*Stated problem*. Give the number of lines that include the word "this", nothing more.

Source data
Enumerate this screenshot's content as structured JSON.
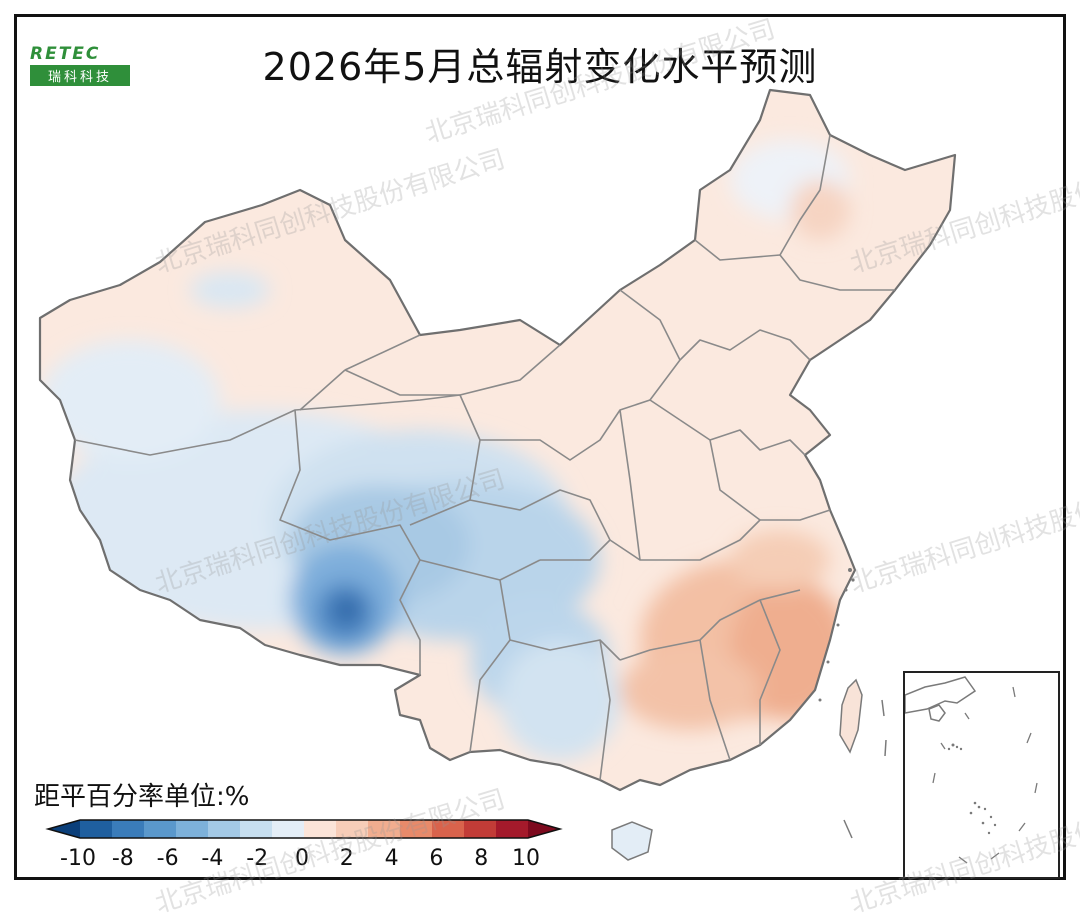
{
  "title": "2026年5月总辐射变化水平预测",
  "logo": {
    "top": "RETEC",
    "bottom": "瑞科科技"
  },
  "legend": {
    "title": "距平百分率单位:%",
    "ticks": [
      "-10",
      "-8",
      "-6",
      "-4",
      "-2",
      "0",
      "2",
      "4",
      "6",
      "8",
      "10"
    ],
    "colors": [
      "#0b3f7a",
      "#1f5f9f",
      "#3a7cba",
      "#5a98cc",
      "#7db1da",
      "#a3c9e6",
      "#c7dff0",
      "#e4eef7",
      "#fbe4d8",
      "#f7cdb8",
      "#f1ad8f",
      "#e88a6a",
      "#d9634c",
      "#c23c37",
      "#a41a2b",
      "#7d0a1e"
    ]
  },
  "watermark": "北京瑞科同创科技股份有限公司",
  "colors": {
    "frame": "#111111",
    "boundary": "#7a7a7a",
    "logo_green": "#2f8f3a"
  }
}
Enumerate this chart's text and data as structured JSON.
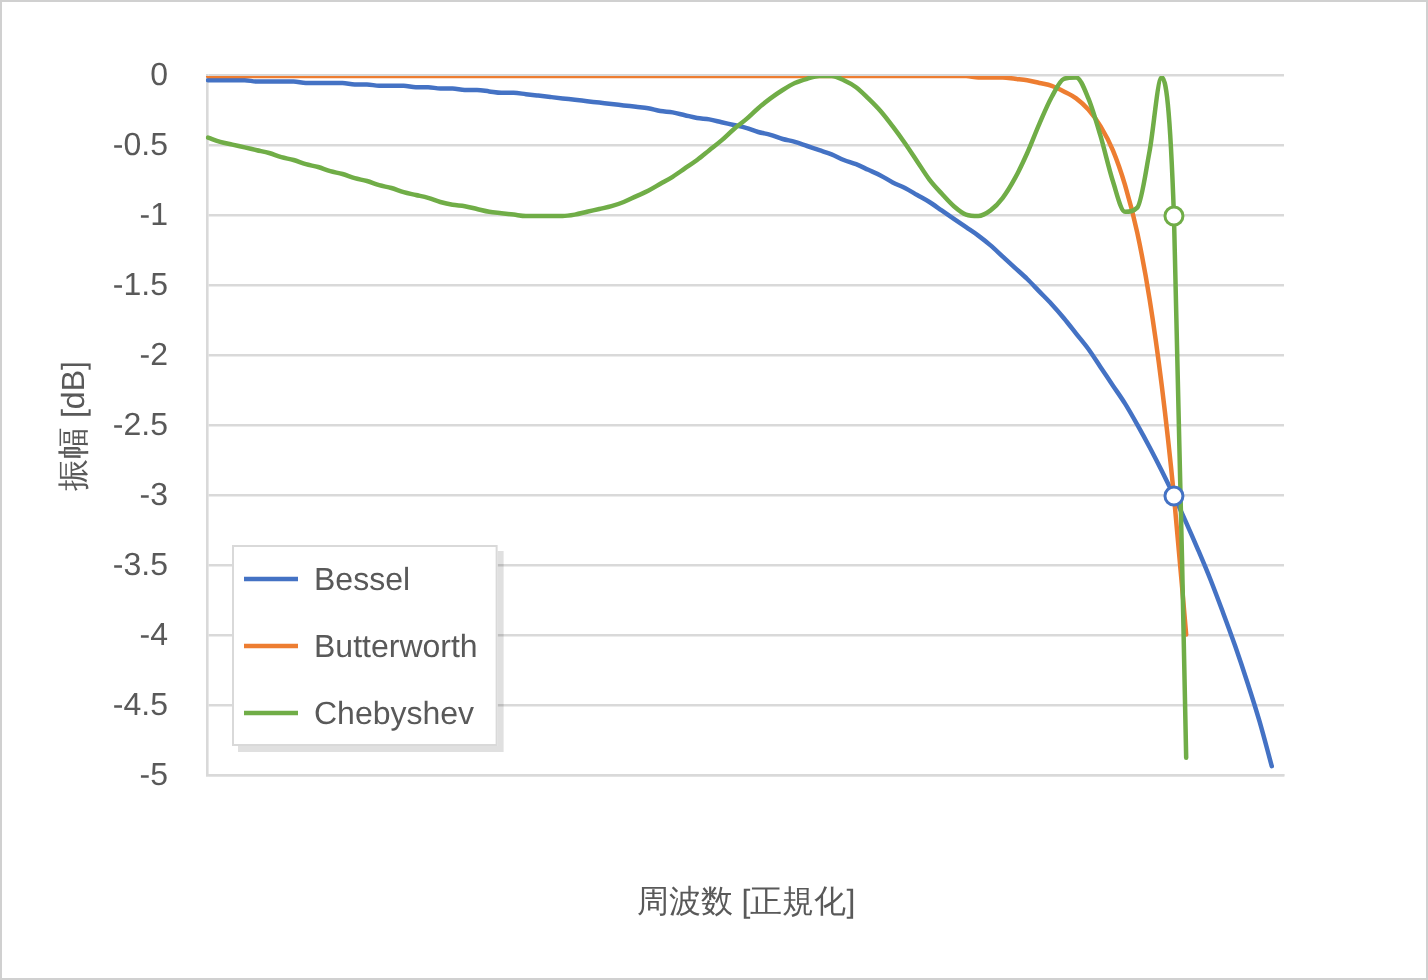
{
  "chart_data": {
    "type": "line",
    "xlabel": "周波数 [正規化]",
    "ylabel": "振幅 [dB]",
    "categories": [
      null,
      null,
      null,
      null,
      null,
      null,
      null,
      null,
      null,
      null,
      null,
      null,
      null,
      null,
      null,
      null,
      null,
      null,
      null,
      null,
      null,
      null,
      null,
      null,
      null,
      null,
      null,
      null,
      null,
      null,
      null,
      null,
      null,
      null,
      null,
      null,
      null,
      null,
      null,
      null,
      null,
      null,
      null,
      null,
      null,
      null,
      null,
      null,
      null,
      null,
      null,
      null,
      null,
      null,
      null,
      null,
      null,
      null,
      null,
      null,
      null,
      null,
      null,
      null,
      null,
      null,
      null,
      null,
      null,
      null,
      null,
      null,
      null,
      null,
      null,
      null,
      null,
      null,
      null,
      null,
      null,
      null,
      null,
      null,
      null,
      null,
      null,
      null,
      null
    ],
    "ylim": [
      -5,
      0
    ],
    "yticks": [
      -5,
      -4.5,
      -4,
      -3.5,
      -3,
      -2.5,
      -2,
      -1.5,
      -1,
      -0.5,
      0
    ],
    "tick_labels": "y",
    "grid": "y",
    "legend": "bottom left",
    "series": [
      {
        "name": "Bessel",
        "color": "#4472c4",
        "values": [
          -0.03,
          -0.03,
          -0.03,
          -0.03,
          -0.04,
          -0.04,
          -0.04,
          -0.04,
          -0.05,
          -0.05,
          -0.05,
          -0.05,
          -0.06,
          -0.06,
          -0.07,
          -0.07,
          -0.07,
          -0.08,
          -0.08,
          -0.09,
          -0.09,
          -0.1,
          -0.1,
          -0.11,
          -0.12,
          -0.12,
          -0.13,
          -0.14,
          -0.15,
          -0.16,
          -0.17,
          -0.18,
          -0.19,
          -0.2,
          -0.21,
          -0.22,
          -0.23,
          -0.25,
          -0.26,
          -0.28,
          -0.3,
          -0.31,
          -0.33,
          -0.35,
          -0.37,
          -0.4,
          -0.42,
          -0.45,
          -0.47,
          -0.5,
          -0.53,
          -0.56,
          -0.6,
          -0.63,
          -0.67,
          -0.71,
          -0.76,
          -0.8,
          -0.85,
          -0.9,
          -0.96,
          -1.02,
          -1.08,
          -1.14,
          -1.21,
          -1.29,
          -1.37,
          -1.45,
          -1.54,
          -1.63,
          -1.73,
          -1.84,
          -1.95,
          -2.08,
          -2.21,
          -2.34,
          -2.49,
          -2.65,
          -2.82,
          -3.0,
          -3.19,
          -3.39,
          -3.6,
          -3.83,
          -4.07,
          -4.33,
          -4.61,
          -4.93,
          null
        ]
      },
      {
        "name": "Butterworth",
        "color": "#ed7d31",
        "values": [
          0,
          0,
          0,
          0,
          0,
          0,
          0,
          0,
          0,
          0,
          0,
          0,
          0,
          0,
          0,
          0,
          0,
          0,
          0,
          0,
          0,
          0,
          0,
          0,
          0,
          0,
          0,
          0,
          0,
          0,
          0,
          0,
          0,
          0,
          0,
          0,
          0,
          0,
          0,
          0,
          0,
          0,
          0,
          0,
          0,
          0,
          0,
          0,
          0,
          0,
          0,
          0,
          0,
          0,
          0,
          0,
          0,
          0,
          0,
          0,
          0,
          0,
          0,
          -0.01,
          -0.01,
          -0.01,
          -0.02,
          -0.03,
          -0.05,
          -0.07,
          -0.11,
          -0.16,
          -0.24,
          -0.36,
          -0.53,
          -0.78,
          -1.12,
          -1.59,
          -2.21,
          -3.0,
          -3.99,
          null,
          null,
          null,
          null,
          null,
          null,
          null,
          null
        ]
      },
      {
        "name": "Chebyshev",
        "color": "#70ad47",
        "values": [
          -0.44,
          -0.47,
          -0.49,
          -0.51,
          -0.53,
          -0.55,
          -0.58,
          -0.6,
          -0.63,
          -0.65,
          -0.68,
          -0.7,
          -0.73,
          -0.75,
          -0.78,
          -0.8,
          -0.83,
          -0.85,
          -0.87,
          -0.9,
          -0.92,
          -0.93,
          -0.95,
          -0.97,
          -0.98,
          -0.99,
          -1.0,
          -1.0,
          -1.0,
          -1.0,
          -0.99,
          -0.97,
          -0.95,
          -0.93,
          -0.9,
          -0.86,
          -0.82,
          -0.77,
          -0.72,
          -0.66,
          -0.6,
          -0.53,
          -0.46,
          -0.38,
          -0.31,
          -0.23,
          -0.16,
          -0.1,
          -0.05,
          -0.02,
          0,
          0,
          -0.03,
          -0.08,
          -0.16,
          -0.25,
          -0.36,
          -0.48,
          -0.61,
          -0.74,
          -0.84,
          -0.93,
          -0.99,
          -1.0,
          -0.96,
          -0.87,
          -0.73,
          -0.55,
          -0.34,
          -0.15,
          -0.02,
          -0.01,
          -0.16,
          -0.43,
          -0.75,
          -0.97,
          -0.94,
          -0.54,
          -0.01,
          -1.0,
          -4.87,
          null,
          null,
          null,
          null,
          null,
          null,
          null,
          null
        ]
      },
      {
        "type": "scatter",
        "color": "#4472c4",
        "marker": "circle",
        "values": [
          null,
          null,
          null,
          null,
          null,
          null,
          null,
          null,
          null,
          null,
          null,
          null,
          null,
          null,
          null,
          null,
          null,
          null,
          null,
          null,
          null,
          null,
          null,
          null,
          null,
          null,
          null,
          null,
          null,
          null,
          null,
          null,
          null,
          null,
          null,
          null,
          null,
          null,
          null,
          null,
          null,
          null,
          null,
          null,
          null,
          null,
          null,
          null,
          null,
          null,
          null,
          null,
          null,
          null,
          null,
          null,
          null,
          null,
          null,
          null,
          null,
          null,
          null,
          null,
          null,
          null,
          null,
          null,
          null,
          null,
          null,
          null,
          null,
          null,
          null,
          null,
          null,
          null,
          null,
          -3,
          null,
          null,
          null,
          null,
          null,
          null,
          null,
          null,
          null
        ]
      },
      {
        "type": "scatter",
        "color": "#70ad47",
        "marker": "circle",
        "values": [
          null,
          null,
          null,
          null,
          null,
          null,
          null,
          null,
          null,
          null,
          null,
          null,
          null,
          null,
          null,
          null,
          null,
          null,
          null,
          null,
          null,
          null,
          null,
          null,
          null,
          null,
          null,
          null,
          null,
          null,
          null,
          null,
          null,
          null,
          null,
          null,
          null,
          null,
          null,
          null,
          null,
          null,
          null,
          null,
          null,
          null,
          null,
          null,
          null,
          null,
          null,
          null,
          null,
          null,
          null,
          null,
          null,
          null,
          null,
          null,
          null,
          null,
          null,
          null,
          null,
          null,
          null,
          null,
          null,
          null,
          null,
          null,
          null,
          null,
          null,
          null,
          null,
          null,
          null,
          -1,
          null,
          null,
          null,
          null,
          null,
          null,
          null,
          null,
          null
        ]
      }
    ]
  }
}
--
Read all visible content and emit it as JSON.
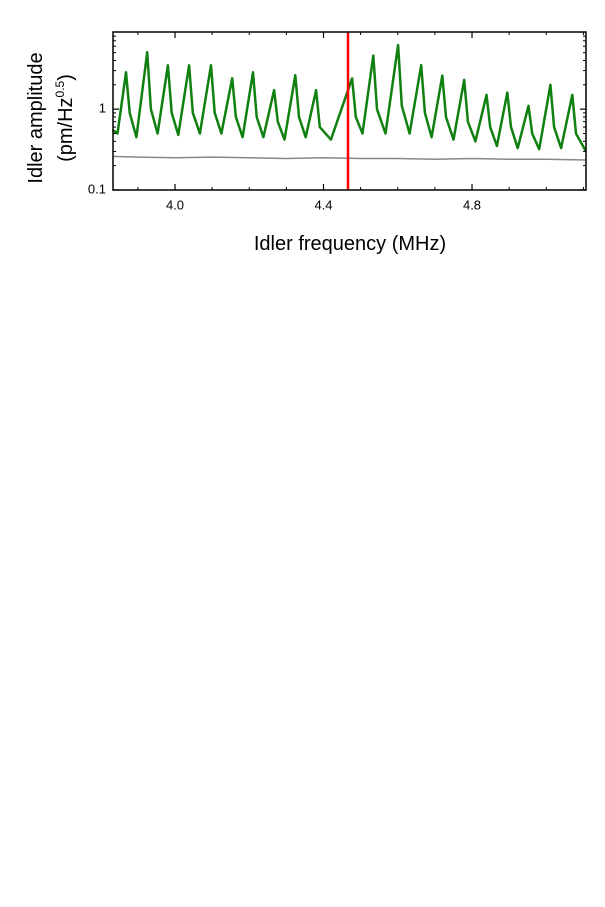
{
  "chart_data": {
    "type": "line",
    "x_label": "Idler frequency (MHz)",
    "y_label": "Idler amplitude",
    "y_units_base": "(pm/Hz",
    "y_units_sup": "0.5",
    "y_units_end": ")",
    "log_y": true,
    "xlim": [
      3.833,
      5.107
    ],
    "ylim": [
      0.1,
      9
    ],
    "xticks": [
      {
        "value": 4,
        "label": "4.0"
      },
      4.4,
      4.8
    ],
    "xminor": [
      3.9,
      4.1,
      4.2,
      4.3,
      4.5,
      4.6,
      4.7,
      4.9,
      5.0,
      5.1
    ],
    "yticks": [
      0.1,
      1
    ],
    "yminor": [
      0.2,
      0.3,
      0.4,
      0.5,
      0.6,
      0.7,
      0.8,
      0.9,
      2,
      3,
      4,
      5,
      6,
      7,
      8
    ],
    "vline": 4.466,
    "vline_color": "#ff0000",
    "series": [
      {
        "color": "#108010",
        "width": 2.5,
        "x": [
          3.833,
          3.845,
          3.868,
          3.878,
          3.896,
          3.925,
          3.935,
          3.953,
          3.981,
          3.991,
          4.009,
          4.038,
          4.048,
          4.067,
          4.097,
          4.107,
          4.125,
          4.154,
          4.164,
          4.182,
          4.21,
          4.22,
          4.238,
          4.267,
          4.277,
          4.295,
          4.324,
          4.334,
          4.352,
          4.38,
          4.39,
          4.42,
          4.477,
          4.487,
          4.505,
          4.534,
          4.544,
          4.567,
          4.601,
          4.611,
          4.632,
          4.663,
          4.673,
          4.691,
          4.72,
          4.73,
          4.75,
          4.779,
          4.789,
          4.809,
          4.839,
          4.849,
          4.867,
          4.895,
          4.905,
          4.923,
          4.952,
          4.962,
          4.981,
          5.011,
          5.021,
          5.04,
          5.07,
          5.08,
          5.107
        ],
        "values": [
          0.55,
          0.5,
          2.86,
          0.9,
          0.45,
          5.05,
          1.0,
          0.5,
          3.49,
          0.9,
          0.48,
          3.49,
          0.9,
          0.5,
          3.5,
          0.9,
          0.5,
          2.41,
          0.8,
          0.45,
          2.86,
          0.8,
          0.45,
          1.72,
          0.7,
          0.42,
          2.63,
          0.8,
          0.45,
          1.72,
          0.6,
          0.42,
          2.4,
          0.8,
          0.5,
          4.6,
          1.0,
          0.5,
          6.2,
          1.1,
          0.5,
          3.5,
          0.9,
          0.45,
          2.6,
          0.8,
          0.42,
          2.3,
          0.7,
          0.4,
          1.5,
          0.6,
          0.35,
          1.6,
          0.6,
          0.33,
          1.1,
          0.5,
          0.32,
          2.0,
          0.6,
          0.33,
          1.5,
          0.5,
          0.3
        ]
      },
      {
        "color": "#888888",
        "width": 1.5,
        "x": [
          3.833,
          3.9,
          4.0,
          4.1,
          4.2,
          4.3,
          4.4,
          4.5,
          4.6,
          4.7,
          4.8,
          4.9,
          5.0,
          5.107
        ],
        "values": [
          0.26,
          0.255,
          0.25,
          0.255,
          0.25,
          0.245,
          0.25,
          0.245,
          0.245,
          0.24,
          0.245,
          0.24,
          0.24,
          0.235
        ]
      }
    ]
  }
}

*Exercise result*. 2